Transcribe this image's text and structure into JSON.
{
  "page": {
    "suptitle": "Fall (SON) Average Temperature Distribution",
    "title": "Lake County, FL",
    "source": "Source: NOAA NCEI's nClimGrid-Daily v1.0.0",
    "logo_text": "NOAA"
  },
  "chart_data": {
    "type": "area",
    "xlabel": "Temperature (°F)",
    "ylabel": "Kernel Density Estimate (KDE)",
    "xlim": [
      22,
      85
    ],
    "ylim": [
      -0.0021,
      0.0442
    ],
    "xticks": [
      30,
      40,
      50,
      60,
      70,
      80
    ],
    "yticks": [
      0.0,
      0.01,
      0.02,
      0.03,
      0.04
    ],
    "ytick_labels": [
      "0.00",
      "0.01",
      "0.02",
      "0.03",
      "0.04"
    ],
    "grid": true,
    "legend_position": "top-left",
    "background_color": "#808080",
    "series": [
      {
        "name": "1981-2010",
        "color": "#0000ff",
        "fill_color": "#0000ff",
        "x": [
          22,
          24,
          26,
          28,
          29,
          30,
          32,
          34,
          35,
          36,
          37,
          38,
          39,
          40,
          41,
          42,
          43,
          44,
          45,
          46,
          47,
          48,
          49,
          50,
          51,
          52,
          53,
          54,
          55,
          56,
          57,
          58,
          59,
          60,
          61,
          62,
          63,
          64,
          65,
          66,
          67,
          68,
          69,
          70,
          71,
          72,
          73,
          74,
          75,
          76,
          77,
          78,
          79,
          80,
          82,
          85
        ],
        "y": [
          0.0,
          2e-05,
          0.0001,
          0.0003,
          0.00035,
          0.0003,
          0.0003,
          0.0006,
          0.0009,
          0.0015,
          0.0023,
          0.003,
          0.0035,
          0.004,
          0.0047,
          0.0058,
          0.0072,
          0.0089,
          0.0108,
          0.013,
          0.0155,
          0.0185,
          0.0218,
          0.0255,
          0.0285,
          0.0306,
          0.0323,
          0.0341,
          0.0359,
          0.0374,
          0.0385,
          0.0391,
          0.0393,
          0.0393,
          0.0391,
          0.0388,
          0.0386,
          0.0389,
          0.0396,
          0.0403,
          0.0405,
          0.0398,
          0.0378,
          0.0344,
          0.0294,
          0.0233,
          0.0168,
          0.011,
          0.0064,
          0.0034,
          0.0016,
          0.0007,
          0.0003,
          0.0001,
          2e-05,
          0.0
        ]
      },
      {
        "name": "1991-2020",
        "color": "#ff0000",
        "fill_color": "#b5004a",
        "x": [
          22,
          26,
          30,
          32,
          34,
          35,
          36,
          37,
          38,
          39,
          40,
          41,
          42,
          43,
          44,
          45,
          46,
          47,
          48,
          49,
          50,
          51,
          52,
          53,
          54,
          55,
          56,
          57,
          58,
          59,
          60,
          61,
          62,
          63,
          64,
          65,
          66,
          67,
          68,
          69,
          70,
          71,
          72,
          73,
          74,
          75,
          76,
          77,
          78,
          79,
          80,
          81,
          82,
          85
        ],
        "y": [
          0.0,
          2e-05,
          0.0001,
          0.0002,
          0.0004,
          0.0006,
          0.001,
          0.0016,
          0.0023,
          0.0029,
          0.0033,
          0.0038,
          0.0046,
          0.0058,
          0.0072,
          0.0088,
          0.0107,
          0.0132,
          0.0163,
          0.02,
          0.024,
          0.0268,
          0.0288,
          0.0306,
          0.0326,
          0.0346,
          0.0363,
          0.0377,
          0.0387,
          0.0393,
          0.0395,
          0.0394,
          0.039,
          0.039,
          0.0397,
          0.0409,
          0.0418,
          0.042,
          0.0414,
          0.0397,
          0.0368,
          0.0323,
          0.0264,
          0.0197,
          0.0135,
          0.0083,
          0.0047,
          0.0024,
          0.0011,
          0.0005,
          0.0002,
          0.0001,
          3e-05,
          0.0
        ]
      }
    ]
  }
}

[Written instruction]: Print every entry exactly as it appears.

[Correct result]:
Transcribe this image's text and structure into JSON.
{
  "page": {
    "suptitle": "Fall (SON) Average Temperature Distribution",
    "title": "Lake County, FL",
    "source": "Source: NOAA NCEI's nClimGrid-Daily v1.0.0",
    "logo_text": "NOAA"
  },
  "chart_data": {
    "type": "area",
    "xlabel": "Temperature (°F)",
    "ylabel": "Kernel Density Estimate (KDE)",
    "xlim": [
      22,
      85
    ],
    "ylim": [
      -0.0021,
      0.0442
    ],
    "xticks": [
      30,
      40,
      50,
      60,
      70,
      80
    ],
    "yticks": [
      0.0,
      0.01,
      0.02,
      0.03,
      0.04
    ],
    "ytick_labels": [
      "0.00",
      "0.01",
      "0.02",
      "0.03",
      "0.04"
    ],
    "grid": true,
    "legend_position": "top-left",
    "background_color": "#808080",
    "series": [
      {
        "name": "1981-2010",
        "color": "#0000ff",
        "fill_color": "#0000ff",
        "x": [
          22,
          24,
          26,
          28,
          29,
          30,
          32,
          34,
          35,
          36,
          37,
          38,
          39,
          40,
          41,
          42,
          43,
          44,
          45,
          46,
          47,
          48,
          49,
          50,
          51,
          52,
          53,
          54,
          55,
          56,
          57,
          58,
          59,
          60,
          61,
          62,
          63,
          64,
          65,
          66,
          67,
          68,
          69,
          70,
          71,
          72,
          73,
          74,
          75,
          76,
          77,
          78,
          79,
          80,
          82,
          85
        ],
        "y": [
          0.0,
          2e-05,
          0.0001,
          0.0003,
          0.00035,
          0.0003,
          0.0003,
          0.0006,
          0.0009,
          0.0015,
          0.0023,
          0.003,
          0.0035,
          0.004,
          0.0047,
          0.0058,
          0.0072,
          0.0089,
          0.0108,
          0.013,
          0.0155,
          0.0185,
          0.0218,
          0.0255,
          0.0285,
          0.0306,
          0.0323,
          0.0341,
          0.0359,
          0.0374,
          0.0385,
          0.0391,
          0.0393,
          0.0393,
          0.0391,
          0.0388,
          0.0386,
          0.0389,
          0.0396,
          0.0403,
          0.0405,
          0.0398,
          0.0378,
          0.0344,
          0.0294,
          0.0233,
          0.0168,
          0.011,
          0.0064,
          0.0034,
          0.0016,
          0.0007,
          0.0003,
          0.0001,
          2e-05,
          0.0
        ]
      },
      {
        "name": "1991-2020",
        "color": "#ff0000",
        "fill_color": "#b5004a",
        "x": [
          22,
          26,
          30,
          32,
          34,
          35,
          36,
          37,
          38,
          39,
          40,
          41,
          42,
          43,
          44,
          45,
          46,
          47,
          48,
          49,
          50,
          51,
          52,
          53,
          54,
          55,
          56,
          57,
          58,
          59,
          60,
          61,
          62,
          63,
          64,
          65,
          66,
          67,
          68,
          69,
          70,
          71,
          72,
          73,
          74,
          75,
          76,
          77,
          78,
          79,
          80,
          81,
          82,
          85
        ],
        "y": [
          0.0,
          2e-05,
          0.0001,
          0.0002,
          0.0004,
          0.0006,
          0.001,
          0.0016,
          0.0023,
          0.0029,
          0.0033,
          0.0038,
          0.0046,
          0.0058,
          0.0072,
          0.0088,
          0.0107,
          0.0132,
          0.0163,
          0.02,
          0.024,
          0.0268,
          0.0288,
          0.0306,
          0.0326,
          0.0346,
          0.0363,
          0.0377,
          0.0387,
          0.0393,
          0.0395,
          0.0394,
          0.039,
          0.039,
          0.0397,
          0.0409,
          0.0418,
          0.042,
          0.0414,
          0.0397,
          0.0368,
          0.0323,
          0.0264,
          0.0197,
          0.0135,
          0.0083,
          0.0047,
          0.0024,
          0.0011,
          0.0005,
          0.0002,
          0.0001,
          3e-05,
          0.0
        ]
      }
    ]
  }
}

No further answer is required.